==== Material provided
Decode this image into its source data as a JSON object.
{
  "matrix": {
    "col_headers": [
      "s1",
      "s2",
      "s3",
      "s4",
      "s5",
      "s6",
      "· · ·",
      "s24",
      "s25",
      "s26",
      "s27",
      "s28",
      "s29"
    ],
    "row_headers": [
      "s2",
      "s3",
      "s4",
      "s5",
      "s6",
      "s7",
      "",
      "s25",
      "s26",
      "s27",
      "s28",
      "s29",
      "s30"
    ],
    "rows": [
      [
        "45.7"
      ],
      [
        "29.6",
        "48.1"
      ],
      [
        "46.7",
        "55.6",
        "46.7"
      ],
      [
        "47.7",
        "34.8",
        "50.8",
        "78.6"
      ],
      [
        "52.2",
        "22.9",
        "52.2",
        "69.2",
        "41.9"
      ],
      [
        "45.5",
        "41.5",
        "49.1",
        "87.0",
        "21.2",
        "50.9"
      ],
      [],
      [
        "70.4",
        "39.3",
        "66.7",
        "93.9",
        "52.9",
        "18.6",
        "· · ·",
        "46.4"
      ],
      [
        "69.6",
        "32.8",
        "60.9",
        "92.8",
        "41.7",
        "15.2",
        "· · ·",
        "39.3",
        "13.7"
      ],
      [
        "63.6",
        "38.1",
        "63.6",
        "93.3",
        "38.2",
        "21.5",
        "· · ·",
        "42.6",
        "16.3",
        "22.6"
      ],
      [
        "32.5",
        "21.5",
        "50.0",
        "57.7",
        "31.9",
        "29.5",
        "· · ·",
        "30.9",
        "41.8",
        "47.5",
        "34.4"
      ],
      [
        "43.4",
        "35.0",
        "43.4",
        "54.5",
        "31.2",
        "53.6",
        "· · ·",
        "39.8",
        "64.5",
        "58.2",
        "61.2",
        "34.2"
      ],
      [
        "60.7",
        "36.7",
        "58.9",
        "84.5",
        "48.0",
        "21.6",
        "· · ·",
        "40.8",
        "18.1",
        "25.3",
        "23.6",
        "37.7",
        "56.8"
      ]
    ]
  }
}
========
**What is asked:** Retype the listing above in full, with no alterations.

**Complete output:**
Decode this image into its source data as a JSON object.
{
  "matrix": {
    "col_headers": [
      "s1",
      "s2",
      "s3",
      "s4",
      "s5",
      "s6",
      "· · ·",
      "s24",
      "s25",
      "s26",
      "s27",
      "s28",
      "s29"
    ],
    "row_headers": [
      "s2",
      "s3",
      "s4",
      "s5",
      "s6",
      "s7",
      "",
      "s25",
      "s26",
      "s27",
      "s28",
      "s29",
      "s30"
    ],
    "rows": [
      [
        "45.7"
      ],
      [
        "29.6",
        "48.1"
      ],
      [
        "46.7",
        "55.6",
        "46.7"
      ],
      [
        "47.7",
        "34.8",
        "50.8",
        "78.6"
      ],
      [
        "52.2",
        "22.9",
        "52.2",
        "69.2",
        "41.9"
      ],
      [
        "45.5",
        "41.5",
        "49.1",
        "87.0",
        "21.2",
        "50.9"
      ],
      [],
      [
        "70.4",
        "39.3",
        "66.7",
        "93.9",
        "52.9",
        "18.6",
        "· · ·",
        "46.4"
      ],
      [
        "69.6",
        "32.8",
        "60.9",
        "92.8",
        "41.7",
        "15.2",
        "· · ·",
        "39.3",
        "13.7"
      ],
      [
        "63.6",
        "38.1",
        "63.6",
        "93.3",
        "38.2",
        "21.5",
        "· · ·",
        "42.6",
        "16.3",
        "22.6"
      ],
      [
        "32.5",
        "21.5",
        "50.0",
        "57.7",
        "31.9",
        "29.5",
        "· · ·",
        "30.9",
        "41.8",
        "47.5",
        "34.4"
      ],
      [
        "43.4",
        "35.0",
        "43.4",
        "54.5",
        "31.2",
        "53.6",
        "· · ·",
        "39.8",
        "64.5",
        "58.2",
        "61.2",
        "34.2"
      ],
      [
        "60.7",
        "36.7",
        "58.9",
        "84.5",
        "48.0",
        "21.6",
        "· · ·",
        "40.8",
        "18.1",
        "25.3",
        "23.6",
        "37.7",
        "56.8"
      ]
    ]
  }
}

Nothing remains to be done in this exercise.